(EXTRACTED INFORMATION)
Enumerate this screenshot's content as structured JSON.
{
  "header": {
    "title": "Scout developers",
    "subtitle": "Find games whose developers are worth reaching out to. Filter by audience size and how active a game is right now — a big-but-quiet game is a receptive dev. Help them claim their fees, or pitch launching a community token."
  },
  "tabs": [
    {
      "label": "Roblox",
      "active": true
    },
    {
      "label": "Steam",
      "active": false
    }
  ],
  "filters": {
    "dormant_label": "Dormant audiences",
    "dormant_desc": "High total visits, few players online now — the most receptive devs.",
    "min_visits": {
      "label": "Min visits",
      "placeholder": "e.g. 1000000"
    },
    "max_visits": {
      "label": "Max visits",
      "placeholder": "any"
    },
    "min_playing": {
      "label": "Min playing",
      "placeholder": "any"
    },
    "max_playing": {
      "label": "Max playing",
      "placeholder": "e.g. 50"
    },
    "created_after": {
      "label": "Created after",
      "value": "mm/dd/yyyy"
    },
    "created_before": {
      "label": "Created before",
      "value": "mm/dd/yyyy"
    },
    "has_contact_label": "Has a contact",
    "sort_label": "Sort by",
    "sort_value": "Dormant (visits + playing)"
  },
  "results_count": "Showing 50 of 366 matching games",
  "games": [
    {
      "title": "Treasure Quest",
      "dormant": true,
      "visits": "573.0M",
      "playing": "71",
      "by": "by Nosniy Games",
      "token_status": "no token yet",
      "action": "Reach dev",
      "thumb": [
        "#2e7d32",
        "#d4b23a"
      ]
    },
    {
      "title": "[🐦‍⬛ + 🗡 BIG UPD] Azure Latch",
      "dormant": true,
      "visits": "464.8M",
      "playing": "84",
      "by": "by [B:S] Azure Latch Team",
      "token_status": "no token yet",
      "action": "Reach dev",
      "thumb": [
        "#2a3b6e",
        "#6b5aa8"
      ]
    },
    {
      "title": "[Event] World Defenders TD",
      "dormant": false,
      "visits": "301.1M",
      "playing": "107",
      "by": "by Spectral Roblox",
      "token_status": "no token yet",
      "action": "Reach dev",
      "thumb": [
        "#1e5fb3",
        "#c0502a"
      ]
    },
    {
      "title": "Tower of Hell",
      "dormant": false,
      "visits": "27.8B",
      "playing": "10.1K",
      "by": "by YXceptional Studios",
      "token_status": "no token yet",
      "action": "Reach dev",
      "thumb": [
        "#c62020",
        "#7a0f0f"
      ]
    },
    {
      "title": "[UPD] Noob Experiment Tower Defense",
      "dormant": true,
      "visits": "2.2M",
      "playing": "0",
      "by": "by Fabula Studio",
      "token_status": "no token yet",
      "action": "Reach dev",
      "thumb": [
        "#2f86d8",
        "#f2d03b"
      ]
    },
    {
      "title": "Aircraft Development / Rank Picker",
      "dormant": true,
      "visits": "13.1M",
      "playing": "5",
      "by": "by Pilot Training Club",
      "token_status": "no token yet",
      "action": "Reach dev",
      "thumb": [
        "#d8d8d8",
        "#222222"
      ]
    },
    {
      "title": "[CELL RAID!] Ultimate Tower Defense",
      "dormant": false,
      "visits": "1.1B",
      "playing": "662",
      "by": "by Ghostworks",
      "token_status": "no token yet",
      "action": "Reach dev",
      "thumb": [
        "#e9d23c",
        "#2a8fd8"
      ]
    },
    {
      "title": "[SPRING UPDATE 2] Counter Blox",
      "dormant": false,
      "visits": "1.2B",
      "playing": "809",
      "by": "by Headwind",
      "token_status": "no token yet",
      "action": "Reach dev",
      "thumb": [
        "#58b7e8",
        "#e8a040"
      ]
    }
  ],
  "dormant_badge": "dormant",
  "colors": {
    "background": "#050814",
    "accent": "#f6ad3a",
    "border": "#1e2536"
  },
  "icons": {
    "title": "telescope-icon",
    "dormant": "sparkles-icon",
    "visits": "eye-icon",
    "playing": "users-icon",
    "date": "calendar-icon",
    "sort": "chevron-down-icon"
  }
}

(EXERCISE INSTRUCTIONS)
Extract each line holding the word "Latch" from the records.

(ANSWER)
      "title": "[🐦‍⬛ + 🗡 BIG UPD] Azure Latch",
      "by": "by [B:S] Azure Latch Team",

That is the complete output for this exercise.